#### Set problem:
Search the material below for the string "name" and extract each line that has it.

#### Data shown:
* * *
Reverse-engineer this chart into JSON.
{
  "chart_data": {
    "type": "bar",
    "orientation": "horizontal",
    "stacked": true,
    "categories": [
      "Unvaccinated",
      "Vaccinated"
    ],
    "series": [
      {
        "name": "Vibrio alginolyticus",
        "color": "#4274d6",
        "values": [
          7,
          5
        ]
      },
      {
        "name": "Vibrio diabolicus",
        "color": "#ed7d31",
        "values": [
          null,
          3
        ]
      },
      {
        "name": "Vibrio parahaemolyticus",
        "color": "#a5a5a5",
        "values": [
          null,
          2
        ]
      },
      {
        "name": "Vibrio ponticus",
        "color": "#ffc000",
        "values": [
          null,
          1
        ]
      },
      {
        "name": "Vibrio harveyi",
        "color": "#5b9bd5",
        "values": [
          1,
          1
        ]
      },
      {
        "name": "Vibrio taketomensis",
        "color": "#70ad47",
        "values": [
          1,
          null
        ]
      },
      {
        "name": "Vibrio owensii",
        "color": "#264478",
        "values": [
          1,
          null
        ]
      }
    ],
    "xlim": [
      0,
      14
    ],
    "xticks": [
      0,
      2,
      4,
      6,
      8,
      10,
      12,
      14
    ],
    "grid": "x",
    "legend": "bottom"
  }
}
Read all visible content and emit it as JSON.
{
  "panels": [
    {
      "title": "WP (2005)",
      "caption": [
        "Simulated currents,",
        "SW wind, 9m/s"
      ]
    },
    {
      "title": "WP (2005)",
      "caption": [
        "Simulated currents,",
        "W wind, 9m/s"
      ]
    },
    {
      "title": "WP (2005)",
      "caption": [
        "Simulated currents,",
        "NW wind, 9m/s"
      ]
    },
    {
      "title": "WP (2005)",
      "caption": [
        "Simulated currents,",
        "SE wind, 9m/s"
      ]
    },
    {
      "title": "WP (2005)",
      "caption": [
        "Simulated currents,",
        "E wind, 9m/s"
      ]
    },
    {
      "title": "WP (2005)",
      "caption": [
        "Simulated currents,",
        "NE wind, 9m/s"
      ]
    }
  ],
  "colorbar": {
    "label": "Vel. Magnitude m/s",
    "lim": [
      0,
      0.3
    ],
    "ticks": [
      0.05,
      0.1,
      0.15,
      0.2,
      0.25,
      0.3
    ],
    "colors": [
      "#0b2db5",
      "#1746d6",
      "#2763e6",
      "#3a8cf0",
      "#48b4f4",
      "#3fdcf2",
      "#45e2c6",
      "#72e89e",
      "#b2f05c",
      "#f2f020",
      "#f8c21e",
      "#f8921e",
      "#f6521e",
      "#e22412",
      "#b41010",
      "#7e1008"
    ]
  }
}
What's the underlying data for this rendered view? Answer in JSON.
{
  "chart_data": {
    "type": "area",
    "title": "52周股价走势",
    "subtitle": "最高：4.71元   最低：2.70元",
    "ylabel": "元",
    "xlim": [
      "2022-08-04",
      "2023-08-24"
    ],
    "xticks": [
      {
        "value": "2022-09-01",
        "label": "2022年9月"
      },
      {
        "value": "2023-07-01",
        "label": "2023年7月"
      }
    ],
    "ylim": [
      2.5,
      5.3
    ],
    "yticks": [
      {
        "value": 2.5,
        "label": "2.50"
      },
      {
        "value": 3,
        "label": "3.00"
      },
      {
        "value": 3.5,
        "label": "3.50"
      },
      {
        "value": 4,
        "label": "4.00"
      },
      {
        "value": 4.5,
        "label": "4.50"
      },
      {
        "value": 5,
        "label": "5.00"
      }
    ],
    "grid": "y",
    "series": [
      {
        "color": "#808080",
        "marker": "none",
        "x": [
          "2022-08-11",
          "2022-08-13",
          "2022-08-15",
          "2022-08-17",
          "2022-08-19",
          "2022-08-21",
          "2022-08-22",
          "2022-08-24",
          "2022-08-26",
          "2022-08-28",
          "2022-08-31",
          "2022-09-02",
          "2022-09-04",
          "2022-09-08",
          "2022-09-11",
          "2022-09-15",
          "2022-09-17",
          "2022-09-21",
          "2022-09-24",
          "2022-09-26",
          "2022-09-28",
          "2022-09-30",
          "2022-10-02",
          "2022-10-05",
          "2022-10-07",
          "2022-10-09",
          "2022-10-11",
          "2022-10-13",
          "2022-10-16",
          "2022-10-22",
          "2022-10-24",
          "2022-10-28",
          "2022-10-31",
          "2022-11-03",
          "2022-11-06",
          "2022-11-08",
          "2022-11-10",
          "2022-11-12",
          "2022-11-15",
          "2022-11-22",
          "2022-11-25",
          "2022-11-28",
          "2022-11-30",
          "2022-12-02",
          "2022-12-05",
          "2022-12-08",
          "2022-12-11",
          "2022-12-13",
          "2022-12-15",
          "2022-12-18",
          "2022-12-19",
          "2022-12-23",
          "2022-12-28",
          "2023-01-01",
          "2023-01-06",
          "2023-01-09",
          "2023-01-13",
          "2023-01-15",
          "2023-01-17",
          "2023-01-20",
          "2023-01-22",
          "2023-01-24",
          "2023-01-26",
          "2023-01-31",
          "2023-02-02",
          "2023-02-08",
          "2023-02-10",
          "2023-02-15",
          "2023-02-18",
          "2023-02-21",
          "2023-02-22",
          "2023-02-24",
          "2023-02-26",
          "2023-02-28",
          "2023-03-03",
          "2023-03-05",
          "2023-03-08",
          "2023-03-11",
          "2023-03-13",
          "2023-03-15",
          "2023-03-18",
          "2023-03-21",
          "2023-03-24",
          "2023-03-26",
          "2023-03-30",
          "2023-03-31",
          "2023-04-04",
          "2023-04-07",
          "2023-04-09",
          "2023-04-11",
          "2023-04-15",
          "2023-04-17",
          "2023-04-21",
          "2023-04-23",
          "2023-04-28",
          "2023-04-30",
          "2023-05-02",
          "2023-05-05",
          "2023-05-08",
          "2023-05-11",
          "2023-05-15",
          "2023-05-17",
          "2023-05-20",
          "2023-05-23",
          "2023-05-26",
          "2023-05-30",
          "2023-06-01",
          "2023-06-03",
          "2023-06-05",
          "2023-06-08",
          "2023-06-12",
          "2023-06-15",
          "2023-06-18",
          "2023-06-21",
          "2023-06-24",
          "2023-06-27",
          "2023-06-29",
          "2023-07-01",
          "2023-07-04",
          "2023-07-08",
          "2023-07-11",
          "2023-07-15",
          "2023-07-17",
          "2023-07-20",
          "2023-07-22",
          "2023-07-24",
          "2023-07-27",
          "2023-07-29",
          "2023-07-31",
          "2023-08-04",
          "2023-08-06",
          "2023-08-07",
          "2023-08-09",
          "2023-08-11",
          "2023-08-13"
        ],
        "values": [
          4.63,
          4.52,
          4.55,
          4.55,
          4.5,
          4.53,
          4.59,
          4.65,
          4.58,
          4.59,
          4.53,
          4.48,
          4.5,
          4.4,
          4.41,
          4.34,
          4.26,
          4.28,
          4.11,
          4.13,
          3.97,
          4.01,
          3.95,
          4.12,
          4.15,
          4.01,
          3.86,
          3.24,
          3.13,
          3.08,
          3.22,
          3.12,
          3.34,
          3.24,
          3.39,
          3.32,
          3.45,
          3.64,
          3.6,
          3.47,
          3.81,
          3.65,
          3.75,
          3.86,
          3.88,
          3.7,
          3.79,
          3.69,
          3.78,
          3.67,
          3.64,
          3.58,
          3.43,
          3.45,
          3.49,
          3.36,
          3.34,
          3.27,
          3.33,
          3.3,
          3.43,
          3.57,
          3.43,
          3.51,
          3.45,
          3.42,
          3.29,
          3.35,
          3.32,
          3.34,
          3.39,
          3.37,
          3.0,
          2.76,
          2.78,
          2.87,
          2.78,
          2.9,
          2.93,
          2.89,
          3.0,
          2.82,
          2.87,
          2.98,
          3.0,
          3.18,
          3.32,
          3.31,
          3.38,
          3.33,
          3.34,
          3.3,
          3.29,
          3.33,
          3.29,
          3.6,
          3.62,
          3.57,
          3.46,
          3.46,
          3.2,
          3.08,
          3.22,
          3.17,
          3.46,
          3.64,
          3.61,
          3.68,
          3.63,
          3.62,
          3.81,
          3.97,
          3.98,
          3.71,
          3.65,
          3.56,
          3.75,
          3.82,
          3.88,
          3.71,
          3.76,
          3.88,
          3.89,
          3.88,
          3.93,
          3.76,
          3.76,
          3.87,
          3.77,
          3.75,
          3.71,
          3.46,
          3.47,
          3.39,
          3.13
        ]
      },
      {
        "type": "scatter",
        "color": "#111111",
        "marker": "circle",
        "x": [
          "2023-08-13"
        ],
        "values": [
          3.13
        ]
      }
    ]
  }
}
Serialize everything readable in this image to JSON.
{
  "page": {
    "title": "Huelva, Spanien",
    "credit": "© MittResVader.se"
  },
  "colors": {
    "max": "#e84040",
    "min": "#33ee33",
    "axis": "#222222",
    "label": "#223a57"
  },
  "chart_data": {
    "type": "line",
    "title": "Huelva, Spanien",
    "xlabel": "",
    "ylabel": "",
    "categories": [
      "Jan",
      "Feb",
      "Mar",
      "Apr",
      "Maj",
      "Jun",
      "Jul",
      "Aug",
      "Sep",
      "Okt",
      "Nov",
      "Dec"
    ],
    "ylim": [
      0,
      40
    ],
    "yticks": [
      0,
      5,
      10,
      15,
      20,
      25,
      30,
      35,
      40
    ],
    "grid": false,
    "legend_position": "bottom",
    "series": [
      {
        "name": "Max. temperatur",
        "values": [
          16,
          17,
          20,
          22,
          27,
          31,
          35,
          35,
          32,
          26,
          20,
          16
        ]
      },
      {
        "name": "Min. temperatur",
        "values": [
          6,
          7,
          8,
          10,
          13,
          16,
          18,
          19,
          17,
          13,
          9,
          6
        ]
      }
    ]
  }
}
* * *
#### Expected output:
        "name": "Vibrio alginolyticus",
        "name": "Vibrio diabolicus",
        "name": "Vibrio parahaemolyticus",
        "name": "Vibrio ponticus",
        "name": "Vibrio harveyi",
        "name": "Vibrio taketomensis",
        "name": "Vibrio owensii",
        "name": "Max. temperatur",
        "name": "Min. temperatur",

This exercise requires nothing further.